Qualunque cosa si possa fare per scendere sotto il limite dei 2°C è un beneficio, quindi non dobbiamo escluderlo dicendo ‘Non ci pensiamo neppure’. Ma, allo stesso tempo, non credo che possiamo farlo diventare l’obiettivo vincolante degli accordi di COP21, perché così facendo perderemmo il consenso di qualcuno fra i Paesi partecipanti e noi, invece, vogliamoche si vada avanti assieme nella giusta direzione.Dobbiamo pensare a come costruire una base di consenso affinché tutti adottino l’accordo, anche se per qualcuno questo potrebbe rappresentare un passo troppo lungo per le proprie possibilità. Dobbiamo adottarlo come aspirazione, senza però vincolarci a obiettivi che- a questo punto – non sono ottenibili”.
La lunga strada da Rio a Parigi
Kerry ha una lunga storia di partecipazione ai summit sul clima, fin da Rio Earth Summit nel 1992, quando è stata istituita la convenzione UNCOP. “Questa volta –ha dichiarato – è diverso, ci sono più possibilità di successo”. Un aspetto che differenzia COP21 dalle precedenti conferenze sul clima è che, questa volta, c’è una grande, variegata e globale spinta di movimenti ambientalisti e di opinione pubblica che sollecitano i leader dei Paesi ad agire. Per non parlare, poi, del coinvolgimento di grandi società multinazionali, da Google ad Amazon, con i loro piani aziendali di riduzione delle emissioni.

### Materiale fornito
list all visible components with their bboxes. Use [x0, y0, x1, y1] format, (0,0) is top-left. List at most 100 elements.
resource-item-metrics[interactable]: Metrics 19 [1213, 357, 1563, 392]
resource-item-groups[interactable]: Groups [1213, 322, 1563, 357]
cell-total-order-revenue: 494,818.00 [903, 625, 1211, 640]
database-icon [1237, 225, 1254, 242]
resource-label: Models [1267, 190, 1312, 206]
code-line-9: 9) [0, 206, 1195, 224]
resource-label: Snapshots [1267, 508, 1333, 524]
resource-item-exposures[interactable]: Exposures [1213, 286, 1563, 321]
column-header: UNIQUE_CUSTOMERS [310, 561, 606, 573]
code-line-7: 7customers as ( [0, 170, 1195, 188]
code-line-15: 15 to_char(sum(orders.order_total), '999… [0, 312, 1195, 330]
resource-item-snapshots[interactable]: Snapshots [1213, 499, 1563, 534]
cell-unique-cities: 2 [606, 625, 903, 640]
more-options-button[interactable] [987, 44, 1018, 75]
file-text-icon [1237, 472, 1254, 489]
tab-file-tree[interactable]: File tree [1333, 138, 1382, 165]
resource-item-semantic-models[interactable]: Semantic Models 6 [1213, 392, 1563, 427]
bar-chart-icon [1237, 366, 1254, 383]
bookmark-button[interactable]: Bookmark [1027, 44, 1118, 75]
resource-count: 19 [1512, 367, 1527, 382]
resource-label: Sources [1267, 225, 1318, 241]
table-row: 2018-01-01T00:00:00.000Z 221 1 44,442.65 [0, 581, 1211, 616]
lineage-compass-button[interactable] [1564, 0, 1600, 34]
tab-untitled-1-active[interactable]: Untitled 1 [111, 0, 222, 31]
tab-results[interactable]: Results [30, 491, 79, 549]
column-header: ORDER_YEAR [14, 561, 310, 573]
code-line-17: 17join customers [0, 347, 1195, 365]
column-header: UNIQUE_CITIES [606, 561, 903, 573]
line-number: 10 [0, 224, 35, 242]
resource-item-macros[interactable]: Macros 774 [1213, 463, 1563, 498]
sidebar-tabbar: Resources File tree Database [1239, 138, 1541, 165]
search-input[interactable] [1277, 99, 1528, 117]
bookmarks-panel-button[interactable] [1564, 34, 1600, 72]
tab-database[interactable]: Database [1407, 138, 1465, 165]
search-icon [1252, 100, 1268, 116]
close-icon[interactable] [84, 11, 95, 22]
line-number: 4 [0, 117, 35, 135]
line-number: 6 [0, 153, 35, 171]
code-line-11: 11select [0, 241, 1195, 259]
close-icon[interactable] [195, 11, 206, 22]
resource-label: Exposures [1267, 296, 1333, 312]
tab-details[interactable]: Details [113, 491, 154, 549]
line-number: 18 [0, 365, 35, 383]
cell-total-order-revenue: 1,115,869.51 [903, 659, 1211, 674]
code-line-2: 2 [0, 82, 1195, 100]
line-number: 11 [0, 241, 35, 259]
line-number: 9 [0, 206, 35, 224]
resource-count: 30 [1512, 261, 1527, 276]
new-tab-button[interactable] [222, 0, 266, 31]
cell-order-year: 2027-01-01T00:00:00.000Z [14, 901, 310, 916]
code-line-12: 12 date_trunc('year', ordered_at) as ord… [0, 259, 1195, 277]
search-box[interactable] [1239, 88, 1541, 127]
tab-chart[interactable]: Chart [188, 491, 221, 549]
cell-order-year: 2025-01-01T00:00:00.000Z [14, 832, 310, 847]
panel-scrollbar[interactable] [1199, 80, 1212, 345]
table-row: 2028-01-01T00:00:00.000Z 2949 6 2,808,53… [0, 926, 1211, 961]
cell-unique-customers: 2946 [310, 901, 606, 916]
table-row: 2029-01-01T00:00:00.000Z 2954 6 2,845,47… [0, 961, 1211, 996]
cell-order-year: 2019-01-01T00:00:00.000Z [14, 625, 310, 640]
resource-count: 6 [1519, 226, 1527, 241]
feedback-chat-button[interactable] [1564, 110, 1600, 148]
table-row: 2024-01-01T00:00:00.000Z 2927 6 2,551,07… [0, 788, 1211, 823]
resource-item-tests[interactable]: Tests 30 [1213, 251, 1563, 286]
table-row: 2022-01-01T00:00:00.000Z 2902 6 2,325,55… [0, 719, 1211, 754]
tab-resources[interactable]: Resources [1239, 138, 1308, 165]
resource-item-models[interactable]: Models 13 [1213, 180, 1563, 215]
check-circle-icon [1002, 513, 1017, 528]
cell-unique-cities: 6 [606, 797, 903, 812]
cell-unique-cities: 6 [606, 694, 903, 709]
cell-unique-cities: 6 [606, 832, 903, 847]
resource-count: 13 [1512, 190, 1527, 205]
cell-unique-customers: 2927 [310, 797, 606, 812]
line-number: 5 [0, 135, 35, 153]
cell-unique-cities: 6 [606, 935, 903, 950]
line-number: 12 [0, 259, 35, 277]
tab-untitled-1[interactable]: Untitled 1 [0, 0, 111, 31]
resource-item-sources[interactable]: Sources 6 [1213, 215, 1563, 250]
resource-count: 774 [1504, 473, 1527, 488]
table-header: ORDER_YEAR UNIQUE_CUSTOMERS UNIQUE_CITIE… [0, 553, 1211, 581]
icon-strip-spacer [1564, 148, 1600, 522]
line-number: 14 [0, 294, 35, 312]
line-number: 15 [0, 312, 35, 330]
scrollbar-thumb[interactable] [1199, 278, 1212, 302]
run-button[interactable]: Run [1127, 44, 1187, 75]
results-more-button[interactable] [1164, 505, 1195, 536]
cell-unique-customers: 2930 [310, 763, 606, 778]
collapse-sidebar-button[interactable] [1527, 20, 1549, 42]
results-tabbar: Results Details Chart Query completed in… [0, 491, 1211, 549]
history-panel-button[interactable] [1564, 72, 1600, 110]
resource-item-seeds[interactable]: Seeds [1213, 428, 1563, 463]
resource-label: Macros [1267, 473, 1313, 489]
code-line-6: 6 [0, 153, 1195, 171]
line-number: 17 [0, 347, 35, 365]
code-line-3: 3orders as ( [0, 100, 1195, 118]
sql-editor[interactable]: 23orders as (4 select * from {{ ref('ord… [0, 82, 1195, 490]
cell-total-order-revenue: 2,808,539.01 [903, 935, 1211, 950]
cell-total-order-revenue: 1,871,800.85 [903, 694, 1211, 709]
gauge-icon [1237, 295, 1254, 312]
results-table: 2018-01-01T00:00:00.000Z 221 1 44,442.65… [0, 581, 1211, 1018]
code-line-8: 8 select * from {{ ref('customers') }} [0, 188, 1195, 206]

### Istruzioni di lavoro
- 1) Ricopia dal brano sulla COP21 il passaggio che comincia con le parole "La lunga strada" e si ferma dopo le parole "riduzione delle emissioni.".
- 2) Nel brano sulla COP21, in che anno si è svolto il Rio Earth Summit?
- 3) Traduci in inglese questa frase del brano sulla COP21: "Un aspetto che differenzia COP21 dalle precedenti conferenze sul clima è che, questa volta, c'è una grande, variegata e globale spinta di movimenti ambientalisti e di opinione pubblica che sollecitano i leader dei Paesi ad agire."
Il materiale viene da un'altra fonte.

### Elenco soluzioni
- 1)
La lunga strada da Rio a Parigi
Kerry ha una lunga storia di partecipazione ai summit sul clima, fin da Rio Earth Summit nel 1992, quando è stata istituita la convenzione UNCOP. “Questa volta –ha dichiarato – è diverso, ci sono più possibilità di successo”. Un aspetto che differenzia COP21 dalle precedenti conferenze sul clima è che, questa volta, c’è una grande, variegata e globale spinta di movimenti ambientalisti e di opinione pubblica che sollecitano i leader dei Paesi ad agire. Per non parlare, poi, del coinvolgimento di grandi società multinazionali, da Google ad Amazon, con i loro piani aziendali di riduzione delle emissioni.

- 2) Nel 1992.

- 3) One aspect that sets COP21 apart from previous climate conferences is that, this time, there is a large, varied, and global push from environmental movements and public opinion urging the leaders of the countries to act.